DIRECTION 1:
Answer these questions about the public speaking guide:
(a) What three speaking situations does the opening list as examples?
(b) Whose team devised the step-by-step guide?
(c) According to the first step, what does working out the demographic of the group help you decide?

TEXT SHOWN:
There comes a point in everyone’s career where you might need to make a public speech – whether it’s a small presentation in front of your peers, a pitch in front of potential investors or as a guest speaker at a big conference. For those who hate public speaking it won’t matter what size the audience, the venue or the length of the speech you have to make – it may still feel you with anxiety. If you are one of those people then you’re in the right place.
As a startup, the team at HeadBox know a thing or two about speaking in front of an audience, so we’ve devised a step by step guide for people who don’t like public speaking to conquer their fear, gain some confidence and absolutely smash their next public speaking scenario out of the park.
1. Know your audience?
The first thing to understand is who will be attending the speech? It could be a group of your colleagues or a large audience of people you have never met before. Either way, you want to consider a couple of things. Try to work out the demographic of the group- this will help you work out how formal you can be and which tone of voice to adopt throughout the speech. It’s also handy to know what companies they are from, as well as their job roles. For example, you may speak differently to a room of shareholders at a company update compared to a room of potential employees. Understanding who they are and why they are there will help you perfect the content and delivery of the speech.

[Labeled region entries]
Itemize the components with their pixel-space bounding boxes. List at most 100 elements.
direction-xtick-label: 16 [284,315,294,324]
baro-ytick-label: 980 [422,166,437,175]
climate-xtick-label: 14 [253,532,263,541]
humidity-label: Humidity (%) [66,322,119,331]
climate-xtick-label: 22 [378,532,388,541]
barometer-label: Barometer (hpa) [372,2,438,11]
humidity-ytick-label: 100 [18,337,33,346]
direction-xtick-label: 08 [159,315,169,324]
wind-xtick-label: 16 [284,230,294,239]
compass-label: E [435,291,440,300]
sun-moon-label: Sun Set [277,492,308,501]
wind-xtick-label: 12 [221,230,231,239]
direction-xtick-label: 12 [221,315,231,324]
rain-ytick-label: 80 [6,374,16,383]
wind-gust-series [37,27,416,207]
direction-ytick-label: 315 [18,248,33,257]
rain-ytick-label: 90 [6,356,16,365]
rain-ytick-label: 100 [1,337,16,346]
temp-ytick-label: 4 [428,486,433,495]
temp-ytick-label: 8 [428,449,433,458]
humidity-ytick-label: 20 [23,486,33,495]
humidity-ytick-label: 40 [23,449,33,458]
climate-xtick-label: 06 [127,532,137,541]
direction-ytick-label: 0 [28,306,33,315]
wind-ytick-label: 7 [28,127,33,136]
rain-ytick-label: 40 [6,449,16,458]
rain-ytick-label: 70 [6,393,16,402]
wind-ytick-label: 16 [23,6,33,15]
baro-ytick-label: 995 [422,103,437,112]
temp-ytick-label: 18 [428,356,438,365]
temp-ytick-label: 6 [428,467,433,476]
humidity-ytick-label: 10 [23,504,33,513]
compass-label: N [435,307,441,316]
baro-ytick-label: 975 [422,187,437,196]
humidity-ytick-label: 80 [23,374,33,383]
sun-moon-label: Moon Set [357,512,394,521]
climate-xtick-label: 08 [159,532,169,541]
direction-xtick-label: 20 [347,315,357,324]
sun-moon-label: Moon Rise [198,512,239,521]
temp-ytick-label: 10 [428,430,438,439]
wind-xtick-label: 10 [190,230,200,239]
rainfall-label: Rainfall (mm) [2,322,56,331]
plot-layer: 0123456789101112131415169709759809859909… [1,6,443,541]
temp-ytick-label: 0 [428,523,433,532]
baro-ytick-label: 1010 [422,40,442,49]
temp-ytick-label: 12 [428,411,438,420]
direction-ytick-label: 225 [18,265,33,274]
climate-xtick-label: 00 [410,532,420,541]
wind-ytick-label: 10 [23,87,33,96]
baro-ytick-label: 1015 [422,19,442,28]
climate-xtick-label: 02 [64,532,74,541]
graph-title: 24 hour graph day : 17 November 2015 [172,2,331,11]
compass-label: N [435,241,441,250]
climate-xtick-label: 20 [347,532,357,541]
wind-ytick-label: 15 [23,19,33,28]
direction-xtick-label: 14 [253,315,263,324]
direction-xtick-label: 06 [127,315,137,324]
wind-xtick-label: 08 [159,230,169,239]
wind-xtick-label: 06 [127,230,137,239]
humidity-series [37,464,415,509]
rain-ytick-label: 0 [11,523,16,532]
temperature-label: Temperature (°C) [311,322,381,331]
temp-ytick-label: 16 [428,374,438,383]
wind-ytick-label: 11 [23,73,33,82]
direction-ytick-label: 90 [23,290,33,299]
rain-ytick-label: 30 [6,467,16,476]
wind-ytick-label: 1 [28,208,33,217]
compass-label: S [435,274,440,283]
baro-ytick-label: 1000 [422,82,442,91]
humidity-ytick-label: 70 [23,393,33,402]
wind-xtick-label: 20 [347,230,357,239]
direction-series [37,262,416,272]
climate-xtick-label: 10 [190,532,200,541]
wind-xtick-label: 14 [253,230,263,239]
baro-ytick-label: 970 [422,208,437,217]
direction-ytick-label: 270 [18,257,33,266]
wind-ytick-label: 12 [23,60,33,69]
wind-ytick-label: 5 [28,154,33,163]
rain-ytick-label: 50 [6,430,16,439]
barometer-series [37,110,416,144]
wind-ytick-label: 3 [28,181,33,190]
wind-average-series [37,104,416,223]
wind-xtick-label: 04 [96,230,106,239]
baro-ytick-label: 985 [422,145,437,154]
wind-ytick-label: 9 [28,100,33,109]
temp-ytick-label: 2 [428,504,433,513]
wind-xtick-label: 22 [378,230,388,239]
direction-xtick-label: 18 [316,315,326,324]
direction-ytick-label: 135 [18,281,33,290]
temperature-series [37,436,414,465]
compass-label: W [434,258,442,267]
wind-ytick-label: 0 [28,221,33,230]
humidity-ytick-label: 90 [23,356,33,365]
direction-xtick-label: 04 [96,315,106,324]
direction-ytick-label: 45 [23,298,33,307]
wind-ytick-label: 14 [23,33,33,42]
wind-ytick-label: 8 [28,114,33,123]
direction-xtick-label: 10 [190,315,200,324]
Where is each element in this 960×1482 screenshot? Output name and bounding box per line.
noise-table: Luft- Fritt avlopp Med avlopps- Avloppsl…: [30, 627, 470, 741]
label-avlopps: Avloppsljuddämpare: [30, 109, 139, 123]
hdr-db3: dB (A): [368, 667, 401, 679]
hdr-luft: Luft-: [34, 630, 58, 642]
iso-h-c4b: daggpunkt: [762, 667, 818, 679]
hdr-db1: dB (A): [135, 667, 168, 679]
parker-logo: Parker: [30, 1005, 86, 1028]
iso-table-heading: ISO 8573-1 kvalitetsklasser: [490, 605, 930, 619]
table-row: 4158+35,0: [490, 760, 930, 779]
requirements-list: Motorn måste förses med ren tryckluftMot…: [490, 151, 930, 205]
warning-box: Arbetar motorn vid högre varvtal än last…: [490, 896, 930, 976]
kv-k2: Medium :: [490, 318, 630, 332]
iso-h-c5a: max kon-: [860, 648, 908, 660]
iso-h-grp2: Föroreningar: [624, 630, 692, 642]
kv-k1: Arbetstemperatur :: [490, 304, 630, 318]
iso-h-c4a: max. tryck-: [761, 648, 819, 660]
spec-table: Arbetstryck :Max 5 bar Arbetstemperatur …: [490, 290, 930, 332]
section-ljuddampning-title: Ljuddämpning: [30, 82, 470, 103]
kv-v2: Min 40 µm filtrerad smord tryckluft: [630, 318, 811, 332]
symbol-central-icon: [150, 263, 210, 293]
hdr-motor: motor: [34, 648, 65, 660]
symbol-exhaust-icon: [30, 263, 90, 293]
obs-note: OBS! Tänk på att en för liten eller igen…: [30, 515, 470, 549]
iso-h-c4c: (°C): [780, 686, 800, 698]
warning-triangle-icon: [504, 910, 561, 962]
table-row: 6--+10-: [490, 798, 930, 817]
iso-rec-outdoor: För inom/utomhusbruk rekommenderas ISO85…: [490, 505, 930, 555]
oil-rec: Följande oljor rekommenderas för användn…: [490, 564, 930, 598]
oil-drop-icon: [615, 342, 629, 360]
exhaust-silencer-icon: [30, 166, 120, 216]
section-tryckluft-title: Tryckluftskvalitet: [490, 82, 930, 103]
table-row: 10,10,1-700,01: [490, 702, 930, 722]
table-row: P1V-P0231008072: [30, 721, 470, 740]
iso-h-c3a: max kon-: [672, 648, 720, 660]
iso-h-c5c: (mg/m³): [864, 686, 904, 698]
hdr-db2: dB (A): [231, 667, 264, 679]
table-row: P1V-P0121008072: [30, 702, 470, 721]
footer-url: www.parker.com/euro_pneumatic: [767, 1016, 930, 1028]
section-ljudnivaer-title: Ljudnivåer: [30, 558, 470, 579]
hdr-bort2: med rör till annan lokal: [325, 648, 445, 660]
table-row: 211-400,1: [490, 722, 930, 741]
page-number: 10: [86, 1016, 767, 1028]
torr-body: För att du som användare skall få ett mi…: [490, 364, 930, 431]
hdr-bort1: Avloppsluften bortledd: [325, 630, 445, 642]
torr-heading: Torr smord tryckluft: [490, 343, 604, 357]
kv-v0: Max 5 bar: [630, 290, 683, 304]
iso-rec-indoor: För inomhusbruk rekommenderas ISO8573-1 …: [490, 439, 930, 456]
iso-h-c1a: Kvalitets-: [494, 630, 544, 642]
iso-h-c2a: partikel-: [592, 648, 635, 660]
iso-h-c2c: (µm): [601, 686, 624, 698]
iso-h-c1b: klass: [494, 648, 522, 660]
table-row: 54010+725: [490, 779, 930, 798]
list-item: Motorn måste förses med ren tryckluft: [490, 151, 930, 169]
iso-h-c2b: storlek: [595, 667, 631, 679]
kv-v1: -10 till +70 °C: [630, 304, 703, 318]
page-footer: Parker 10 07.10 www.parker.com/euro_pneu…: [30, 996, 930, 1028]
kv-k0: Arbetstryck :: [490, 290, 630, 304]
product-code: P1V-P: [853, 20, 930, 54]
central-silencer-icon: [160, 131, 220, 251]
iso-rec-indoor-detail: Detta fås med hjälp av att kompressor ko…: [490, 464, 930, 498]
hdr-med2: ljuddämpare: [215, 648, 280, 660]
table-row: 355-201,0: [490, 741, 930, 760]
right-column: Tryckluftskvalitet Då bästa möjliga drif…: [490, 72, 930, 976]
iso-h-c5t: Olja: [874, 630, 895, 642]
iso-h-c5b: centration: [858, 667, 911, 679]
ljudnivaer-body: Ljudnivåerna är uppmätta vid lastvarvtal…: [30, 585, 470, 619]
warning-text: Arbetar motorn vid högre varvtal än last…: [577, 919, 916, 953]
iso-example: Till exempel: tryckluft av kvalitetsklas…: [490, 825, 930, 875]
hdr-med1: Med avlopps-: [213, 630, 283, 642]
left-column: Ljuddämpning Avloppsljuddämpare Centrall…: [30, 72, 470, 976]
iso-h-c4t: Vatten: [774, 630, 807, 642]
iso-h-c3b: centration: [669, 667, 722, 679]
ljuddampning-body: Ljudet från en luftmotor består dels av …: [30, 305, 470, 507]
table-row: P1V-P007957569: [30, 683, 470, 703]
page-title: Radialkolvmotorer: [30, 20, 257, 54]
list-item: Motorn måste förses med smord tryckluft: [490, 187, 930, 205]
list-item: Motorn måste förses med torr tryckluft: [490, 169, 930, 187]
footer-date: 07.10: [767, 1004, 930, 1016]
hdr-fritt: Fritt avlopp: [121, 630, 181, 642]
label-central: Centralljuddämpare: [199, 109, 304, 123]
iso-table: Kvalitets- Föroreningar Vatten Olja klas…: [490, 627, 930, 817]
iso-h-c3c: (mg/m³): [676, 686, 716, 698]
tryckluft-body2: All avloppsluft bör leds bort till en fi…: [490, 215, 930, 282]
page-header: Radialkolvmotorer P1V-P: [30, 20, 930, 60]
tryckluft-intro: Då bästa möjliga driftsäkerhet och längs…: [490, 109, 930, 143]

DIRECTION 2: Reproduce the part of the records that opens with their first line and closes with the line containing "barometer-label: Barometer (hpa)", keeping both of those lines.

COMPLETE OUTPUT 1:
(a) A small presentation in front of your peers, a pitch in front of potential investors, or as a guest speaker at a big conference.
(b) The team at HeadBox.
(c) How formal you can be and which tone of voice to adopt throughout the speech.

COMPLETE OUTPUT 2:
Itemize the components with their pixel-space bounding boxes. List at most 100 elements.
direction-xtick-label: 16 [284,315,294,324]
baro-ytick-label: 980 [422,166,437,175]
climate-xtick-label: 14 [253,532,263,541]
humidity-label: Humidity (%) [66,322,119,331]
climate-xtick-label: 22 [378,532,388,541]
barometer-label: Barometer (hpa) [372,2,438,11]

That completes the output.